WHAT YOU NEED TO DO:
How many lines in the listing below include the word "aberto"? Reply with the count alone.

+++

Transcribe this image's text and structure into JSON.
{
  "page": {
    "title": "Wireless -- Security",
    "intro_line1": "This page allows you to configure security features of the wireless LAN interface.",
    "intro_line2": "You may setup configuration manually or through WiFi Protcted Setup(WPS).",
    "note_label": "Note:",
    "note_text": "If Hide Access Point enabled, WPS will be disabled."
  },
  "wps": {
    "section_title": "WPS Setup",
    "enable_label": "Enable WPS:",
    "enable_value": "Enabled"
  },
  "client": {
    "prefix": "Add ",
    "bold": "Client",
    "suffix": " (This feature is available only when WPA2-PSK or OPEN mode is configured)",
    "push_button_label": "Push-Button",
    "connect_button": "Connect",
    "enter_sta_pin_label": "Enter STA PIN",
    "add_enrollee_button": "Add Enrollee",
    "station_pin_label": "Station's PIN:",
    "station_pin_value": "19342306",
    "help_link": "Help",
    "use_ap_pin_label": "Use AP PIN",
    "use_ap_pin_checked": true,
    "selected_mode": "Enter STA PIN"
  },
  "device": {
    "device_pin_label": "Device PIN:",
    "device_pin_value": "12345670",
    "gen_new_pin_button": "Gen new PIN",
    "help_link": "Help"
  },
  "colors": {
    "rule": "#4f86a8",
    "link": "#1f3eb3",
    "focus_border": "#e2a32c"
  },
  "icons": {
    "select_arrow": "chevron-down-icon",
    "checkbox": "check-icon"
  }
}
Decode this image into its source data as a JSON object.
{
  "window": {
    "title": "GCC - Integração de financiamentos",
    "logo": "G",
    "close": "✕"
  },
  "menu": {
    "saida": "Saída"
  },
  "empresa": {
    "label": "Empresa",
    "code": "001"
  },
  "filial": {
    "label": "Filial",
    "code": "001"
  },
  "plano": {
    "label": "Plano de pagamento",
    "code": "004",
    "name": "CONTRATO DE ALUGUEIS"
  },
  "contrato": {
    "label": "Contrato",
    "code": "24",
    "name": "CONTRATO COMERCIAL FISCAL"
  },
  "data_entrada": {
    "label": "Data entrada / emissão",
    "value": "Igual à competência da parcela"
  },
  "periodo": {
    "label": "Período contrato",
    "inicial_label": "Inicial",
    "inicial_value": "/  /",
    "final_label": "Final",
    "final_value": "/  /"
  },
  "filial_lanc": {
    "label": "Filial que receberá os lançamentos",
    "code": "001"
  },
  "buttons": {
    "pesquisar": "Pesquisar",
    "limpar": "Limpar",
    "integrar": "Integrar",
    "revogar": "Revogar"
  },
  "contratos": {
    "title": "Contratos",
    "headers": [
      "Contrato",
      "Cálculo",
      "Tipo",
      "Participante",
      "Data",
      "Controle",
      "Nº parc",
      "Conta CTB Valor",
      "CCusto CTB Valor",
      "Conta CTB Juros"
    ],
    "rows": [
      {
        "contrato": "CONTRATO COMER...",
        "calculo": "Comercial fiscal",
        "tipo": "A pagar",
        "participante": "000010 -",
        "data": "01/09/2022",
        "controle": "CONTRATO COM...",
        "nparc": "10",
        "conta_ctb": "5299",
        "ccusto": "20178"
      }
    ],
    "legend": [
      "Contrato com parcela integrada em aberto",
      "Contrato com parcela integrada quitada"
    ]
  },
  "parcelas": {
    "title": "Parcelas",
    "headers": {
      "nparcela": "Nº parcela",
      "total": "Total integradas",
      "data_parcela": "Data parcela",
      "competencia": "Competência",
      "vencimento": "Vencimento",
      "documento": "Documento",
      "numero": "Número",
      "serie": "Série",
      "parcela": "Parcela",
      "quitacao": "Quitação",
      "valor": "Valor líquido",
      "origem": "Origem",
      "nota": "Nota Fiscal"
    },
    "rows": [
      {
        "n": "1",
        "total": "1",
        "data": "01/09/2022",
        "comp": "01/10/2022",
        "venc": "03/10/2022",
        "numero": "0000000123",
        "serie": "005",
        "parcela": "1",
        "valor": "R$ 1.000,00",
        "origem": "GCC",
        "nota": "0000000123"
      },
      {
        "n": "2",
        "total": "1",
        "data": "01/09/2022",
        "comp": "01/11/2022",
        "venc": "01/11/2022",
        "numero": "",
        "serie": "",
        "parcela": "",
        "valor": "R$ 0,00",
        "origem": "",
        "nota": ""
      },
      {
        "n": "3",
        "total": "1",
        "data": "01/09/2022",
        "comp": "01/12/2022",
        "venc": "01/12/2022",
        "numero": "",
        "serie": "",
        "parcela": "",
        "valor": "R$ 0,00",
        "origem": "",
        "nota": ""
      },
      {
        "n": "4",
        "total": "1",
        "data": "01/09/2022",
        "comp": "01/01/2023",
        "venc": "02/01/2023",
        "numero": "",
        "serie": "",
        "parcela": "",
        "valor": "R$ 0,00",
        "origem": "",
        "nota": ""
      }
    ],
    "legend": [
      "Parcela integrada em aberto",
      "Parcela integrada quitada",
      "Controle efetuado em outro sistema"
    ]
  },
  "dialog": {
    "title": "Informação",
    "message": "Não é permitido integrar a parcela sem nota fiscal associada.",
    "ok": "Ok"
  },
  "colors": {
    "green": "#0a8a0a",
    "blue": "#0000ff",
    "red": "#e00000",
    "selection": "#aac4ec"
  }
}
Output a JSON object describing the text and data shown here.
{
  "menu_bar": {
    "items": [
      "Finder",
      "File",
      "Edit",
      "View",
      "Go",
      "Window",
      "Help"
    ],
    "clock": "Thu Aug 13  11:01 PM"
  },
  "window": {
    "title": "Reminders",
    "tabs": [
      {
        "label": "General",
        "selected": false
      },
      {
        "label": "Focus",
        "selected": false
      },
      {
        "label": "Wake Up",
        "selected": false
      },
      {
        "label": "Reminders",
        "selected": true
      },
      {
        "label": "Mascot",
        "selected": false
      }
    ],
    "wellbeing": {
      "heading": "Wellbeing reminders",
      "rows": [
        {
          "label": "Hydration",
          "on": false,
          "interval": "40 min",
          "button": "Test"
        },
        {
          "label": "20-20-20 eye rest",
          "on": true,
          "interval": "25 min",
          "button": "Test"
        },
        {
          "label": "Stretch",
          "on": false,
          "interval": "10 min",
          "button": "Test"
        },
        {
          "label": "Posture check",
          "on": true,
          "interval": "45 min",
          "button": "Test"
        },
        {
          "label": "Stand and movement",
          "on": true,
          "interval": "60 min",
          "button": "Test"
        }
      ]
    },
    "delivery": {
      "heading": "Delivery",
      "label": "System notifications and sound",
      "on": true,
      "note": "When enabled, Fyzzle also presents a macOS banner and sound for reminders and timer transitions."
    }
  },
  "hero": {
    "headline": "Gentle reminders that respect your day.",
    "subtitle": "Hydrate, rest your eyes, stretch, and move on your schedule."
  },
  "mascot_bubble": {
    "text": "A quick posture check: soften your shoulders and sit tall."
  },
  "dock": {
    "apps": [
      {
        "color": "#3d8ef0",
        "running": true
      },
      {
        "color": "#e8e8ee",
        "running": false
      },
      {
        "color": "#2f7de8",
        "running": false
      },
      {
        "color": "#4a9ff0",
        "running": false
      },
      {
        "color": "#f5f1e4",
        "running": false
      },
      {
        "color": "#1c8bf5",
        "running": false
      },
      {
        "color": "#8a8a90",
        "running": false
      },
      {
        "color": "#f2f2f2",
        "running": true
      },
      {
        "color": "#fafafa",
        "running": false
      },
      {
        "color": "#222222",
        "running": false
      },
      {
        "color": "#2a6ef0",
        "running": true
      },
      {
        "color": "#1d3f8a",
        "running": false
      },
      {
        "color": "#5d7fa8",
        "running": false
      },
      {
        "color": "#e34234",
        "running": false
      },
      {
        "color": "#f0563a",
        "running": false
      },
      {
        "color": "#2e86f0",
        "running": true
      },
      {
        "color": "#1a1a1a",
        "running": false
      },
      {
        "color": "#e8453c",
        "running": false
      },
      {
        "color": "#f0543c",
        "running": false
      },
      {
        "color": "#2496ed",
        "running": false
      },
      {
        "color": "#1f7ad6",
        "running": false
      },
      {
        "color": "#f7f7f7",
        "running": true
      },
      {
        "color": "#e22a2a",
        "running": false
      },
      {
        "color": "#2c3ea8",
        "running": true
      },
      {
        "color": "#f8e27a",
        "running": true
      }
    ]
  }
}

+++

RESPONSE TO THE TASK:
2